>> START Dataset extract
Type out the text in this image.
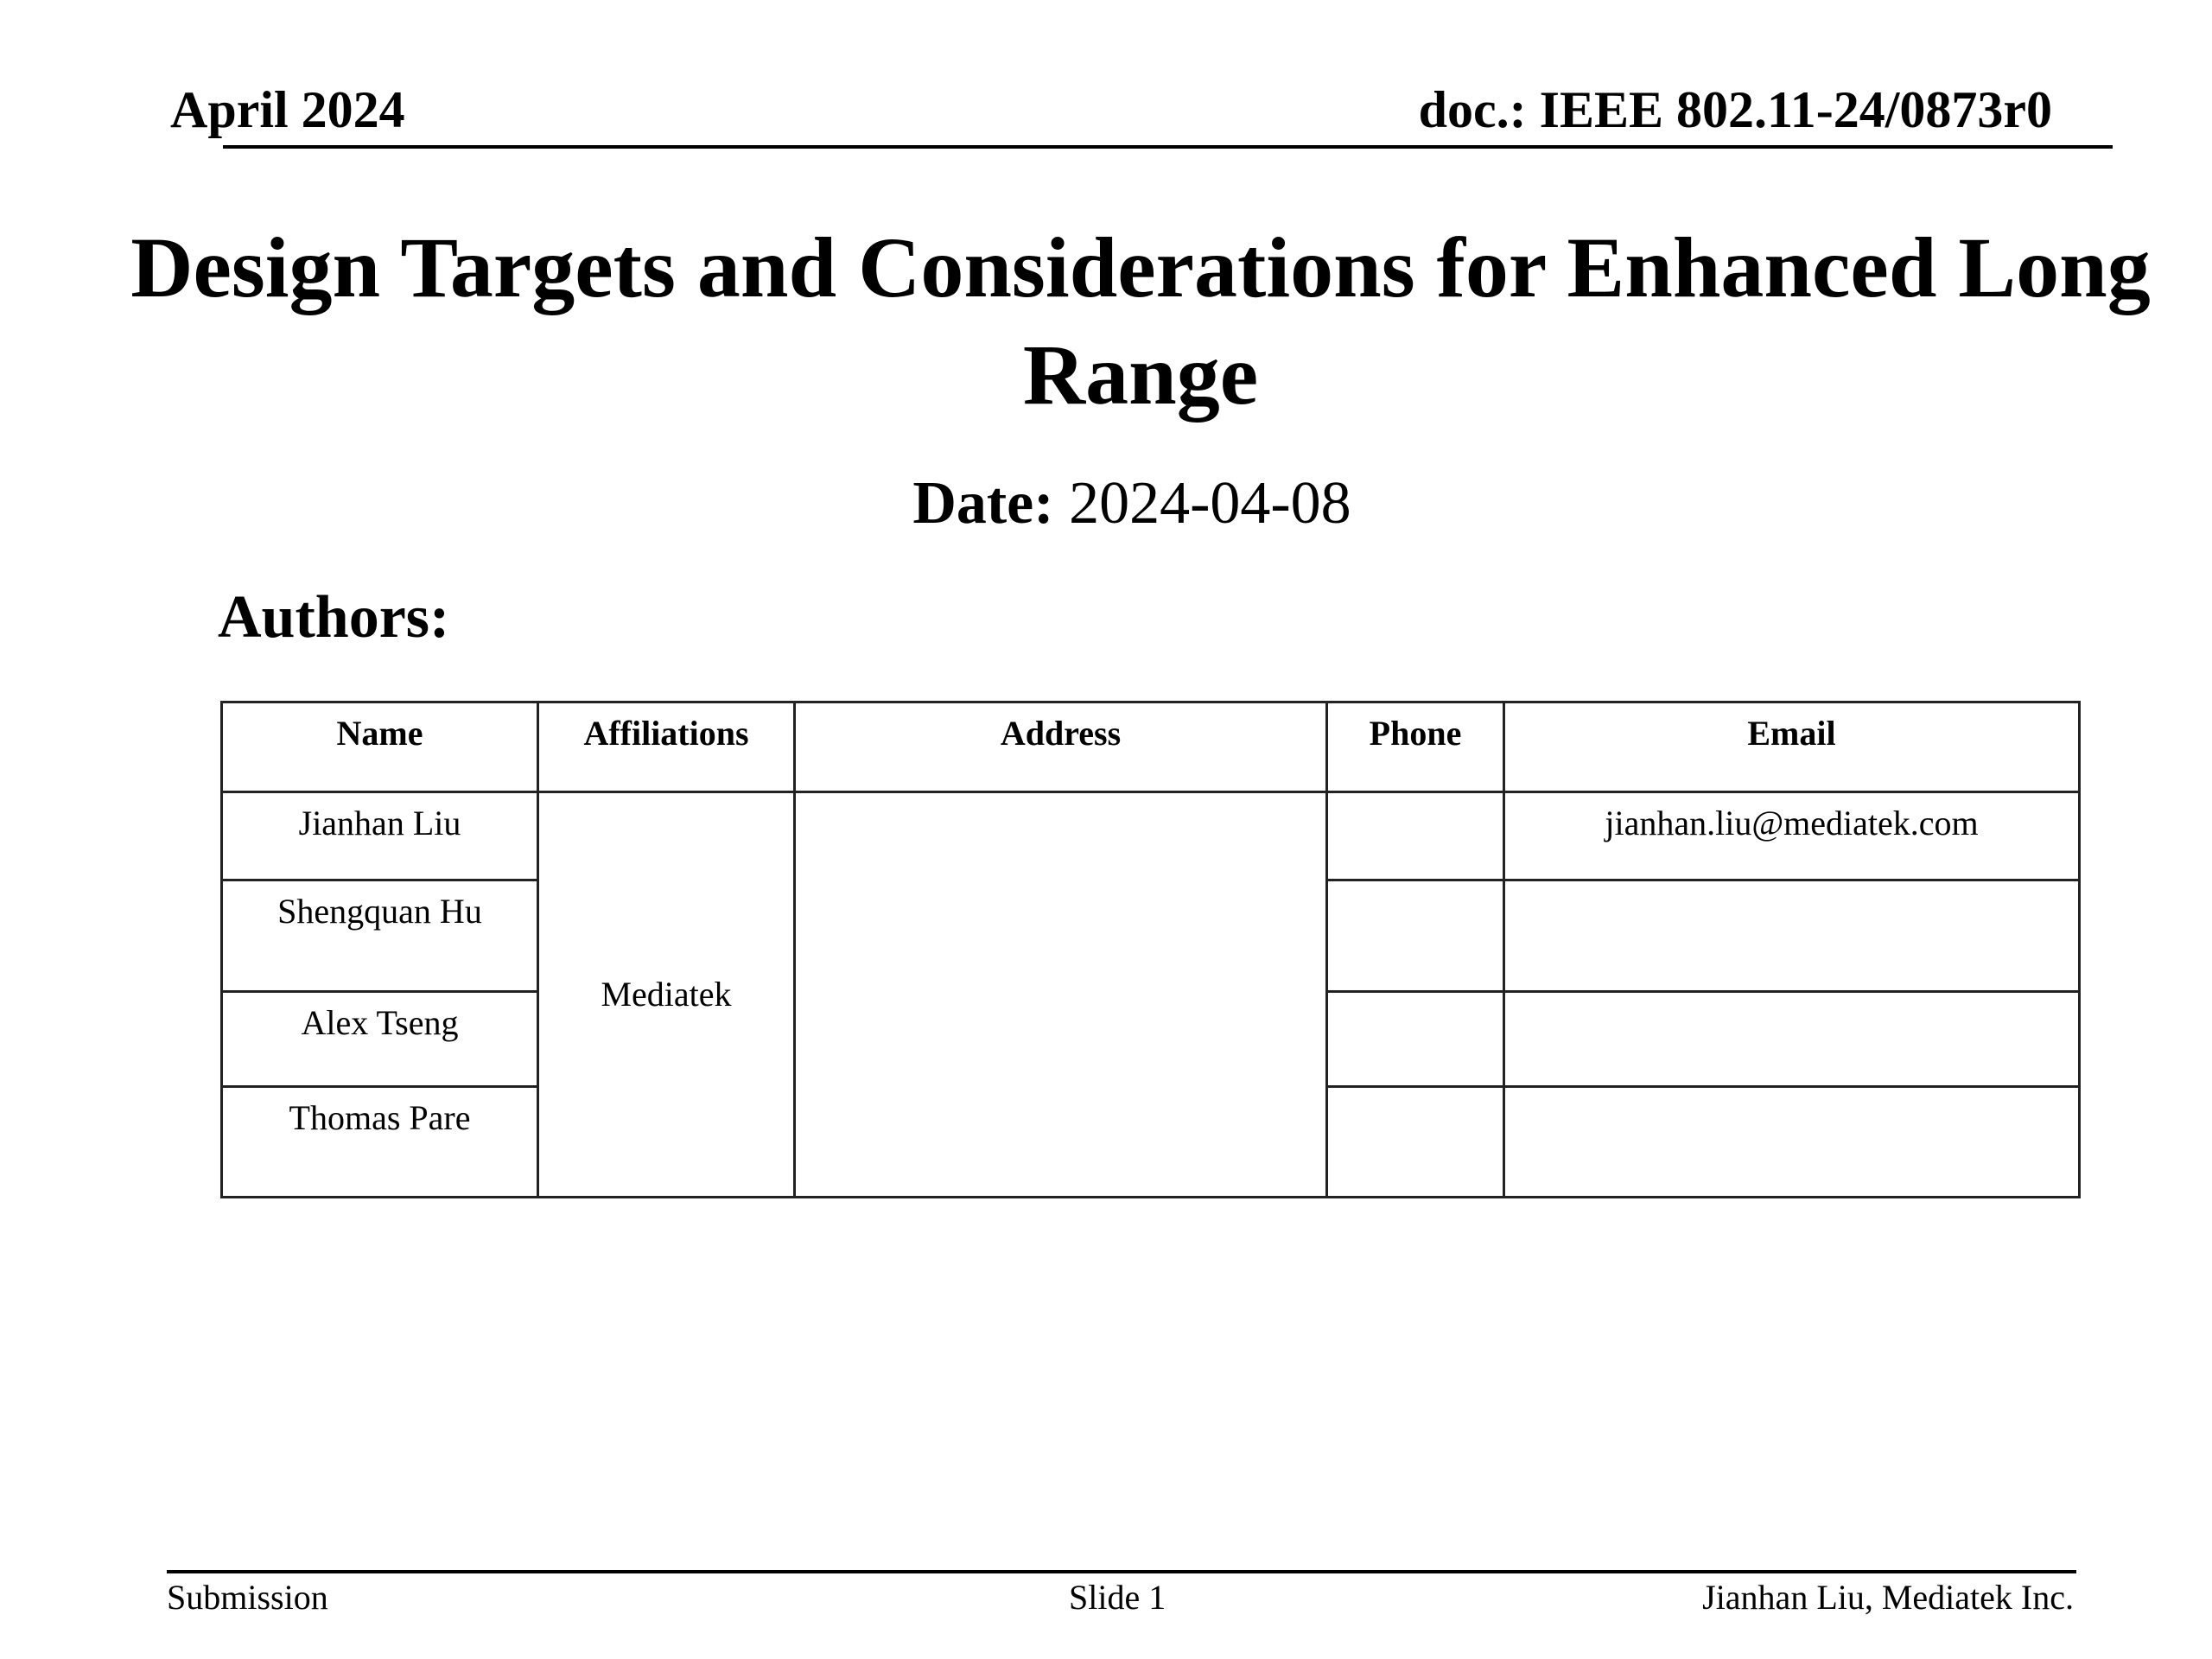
April 2024	doc.: IEEE 802.11-24/0873r0
Design Targets and Considerations for Enhanced Long Range
Date: 2024-04-08
Authors:
Name	Affiliations	Address	Phone	Email
Jianhan Liu	Mediatek			jianhan.liu@mediatek.com
Shengquan Hu				
Alex Tseng				
Thomas Pare				
Submission	Slide 1	Jianhan Liu, Mediatek Inc.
>> END Dataset extract
# Written exercise
Give a single number: the count of lines above that include the word "Jianhan".

# Answer to this task
2